ТЕКСТ СТРАНИЦЫ
==================================================

Моим прямым начальником тогда был Илья Семенович Тимофеев — известный специалист по переходу количества в качество и обратно. И вот Б. М. вступает в переписку с Микулинским С. Р. и Тимофеевым И. С. Эта переписка сохранилась для истории в личном архиве Б. М. под номером КЗ 14. Перескажу — близко к тексту — лишь самую суть.

Б. М. пишет С. Р. о том, что он стар и болен, ходит плохо, видит слабо, пишет с трудом и что ему, по уставу АН СССР, полагается помощник, который помог бы ему подготовить для серии «Классики науки» книгу Роберта Бойля «Химик-скептик», издание коего задумал еще С. И. Вавилов в бытность свою президентом АН, а сейчас поддерживает председатель этой серии П. Л. Капица. И таким помощником мог бы стать В. Л. Рабинович — химик по образованию, к.х. н, знающий латынь и алхимию (он — автор книги «Алхимия как феномен средневековой культуры»), к тому же еще и член Союза писателей…

С. Р. и И. С. Тимофеев (каждый в отдельности) пишут Б. М., что они бы и рады, да вот незадача: В. Л. Рабинович не выполнил в срок плановую тему, да и характер у него сложный. Мы вам лучше дадим такого-то или такую-то (имярек). А В. Л. Р. пусть пройдет досрочную аттестацию…

В ответ на сие Б. М. пишет о том, что он вовсе не настаивает на кандидатуре В. Л. Р., но ему нужен помощник, который бы знал латынь, был бы химиком (к.х. н) и написал бы книгу об алхимии и к тому же был бы писателем. При этом совсем не обязательно, чтобы он был непременно Рабиновичем. А кандидатуры, которые ему любезно предлагает С. Р., этими особенностями в полном объеме не обладают. При этом повторяет, что он стар и плохо видит и что ему нужен, согласно Уставу АН, личный помощник.

==================================================

ЗАДАНИЕ A
Напечатайте без изменений отрывок из текста о переписке Б. М., начиная со слов «В ответ на сие» и дальше до слов «АН, личный помощник.» включительно.

Записи из набора данных:

==================================================

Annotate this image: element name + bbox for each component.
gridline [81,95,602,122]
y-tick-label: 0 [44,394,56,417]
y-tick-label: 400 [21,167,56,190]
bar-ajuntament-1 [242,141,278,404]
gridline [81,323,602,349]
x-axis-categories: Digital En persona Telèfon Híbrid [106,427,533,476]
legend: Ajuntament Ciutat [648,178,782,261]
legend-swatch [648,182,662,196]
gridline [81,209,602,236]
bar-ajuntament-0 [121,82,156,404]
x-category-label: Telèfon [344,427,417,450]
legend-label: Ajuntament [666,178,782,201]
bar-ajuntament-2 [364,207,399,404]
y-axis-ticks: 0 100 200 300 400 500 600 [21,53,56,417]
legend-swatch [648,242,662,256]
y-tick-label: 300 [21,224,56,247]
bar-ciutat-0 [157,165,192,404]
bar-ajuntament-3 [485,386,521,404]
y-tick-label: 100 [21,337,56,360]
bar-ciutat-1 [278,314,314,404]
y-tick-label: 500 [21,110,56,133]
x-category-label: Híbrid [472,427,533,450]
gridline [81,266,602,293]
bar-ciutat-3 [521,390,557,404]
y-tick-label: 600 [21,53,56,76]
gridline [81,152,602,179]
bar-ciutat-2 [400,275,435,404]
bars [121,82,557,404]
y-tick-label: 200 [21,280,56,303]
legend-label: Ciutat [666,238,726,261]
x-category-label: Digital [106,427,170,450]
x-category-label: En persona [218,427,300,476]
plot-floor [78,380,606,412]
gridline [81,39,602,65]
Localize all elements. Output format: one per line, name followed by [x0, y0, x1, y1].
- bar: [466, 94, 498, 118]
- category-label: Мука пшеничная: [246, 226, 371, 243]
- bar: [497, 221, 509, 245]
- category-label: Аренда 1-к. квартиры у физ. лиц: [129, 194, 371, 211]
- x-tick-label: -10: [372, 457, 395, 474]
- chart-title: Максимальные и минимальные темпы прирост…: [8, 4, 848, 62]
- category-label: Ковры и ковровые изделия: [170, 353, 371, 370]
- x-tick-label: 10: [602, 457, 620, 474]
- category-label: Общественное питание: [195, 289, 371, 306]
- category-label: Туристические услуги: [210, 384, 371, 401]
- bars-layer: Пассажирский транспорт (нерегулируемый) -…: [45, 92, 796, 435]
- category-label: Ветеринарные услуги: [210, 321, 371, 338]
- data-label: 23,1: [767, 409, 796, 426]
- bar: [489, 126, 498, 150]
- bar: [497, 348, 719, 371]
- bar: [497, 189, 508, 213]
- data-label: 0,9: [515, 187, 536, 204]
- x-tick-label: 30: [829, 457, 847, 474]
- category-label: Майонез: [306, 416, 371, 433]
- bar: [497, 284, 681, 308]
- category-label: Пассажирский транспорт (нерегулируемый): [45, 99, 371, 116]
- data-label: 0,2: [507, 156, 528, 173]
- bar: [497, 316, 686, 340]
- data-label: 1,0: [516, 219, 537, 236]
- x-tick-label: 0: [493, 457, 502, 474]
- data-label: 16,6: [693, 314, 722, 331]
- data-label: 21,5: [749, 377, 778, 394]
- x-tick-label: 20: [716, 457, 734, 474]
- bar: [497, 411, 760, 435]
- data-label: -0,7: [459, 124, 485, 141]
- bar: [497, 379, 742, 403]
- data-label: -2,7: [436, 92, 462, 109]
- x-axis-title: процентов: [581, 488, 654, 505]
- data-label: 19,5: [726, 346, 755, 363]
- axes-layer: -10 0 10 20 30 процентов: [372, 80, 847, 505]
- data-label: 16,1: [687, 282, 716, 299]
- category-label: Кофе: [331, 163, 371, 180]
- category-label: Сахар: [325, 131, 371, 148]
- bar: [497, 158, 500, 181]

==================================================

ЗАДАНИЕ B
Выведите без изменений строки записей, начиная с самого начала записей и до строки с «- chart-title: Максимальные» включительно. Больше ничего не выводите.

РЕШЕНИЕ ЗАДАНИЯ A
В ответ на сие Б. М. пишет о том, что он вовсе не настаивает на кандидатуре В. Л. Р., но ему нужен помощник, который бы знал латынь, был бы химиком (к.х. н) и написал бы книгу об алхимии и к тому же был бы писателем. При этом совсем не обязательно, чтобы он был непременно Рабиновичем. А кандидатуры, которые ему любезно предлагает С. Р., этими особенностями в полном объеме не обладают. При этом повторяет, что он стар и плохо видит и что ему нужен, согласно Уставу АН, личный помощник.

РЕШЕНИЕ ЗАДАНИЯ B
Annotate this image: element name + bbox for each component.
gridline [81,95,602,122]
y-tick-label: 0 [44,394,56,417]
y-tick-label: 400 [21,167,56,190]
bar-ajuntament-1 [242,141,278,404]
gridline [81,323,602,349]
x-axis-categories: Digital En persona Telèfon Híbrid [106,427,533,476]
legend: Ajuntament Ciutat [648,178,782,261]
legend-swatch [648,182,662,196]
gridline [81,209,602,236]
bar-ajuntament-0 [121,82,156,404]
x-category-label: Telèfon [344,427,417,450]
legend-label: Ajuntament [666,178,782,201]
bar-ajuntament-2 [364,207,399,404]
y-axis-ticks: 0 100 200 300 400 500 600 [21,53,56,417]
legend-swatch [648,242,662,256]
y-tick-label: 300 [21,224,56,247]
bar-ciutat-0 [157,165,192,404]
bar-ajuntament-3 [485,386,521,404]
y-tick-label: 100 [21,337,56,360]
bar-ciutat-1 [278,314,314,404]
y-tick-label: 500 [21,110,56,133]
x-category-label: Híbrid [472,427,533,450]
gridline [81,266,602,293]
bar-ciutat-3 [521,390,557,404]
y-tick-label: 600 [21,53,56,76]
gridline [81,152,602,179]
bar-ciutat-2 [400,275,435,404]
bars [121,82,557,404]
y-tick-label: 200 [21,280,56,303]
legend-label: Ciutat [666,238,726,261]
x-category-label: Digital [106,427,170,450]
x-category-label: En persona [218,427,300,476]
plot-floor [78,380,606,412]
gridline [81,39,602,65]
Localize all elements. Output format: one per line, name followed by [x0, y0, x1, y1].
- bar: [466, 94, 498, 118]
- category-label: Мука пшеничная: [246, 226, 371, 243]
- bar: [497, 221, 509, 245]
- category-label: Аренда 1-к. квартиры у физ. лиц: [129, 194, 371, 211]
- x-tick-label: -10: [372, 457, 395, 474]
- chart-title: Максимальные и минимальные темпы прирост…: [8, 4, 848, 62]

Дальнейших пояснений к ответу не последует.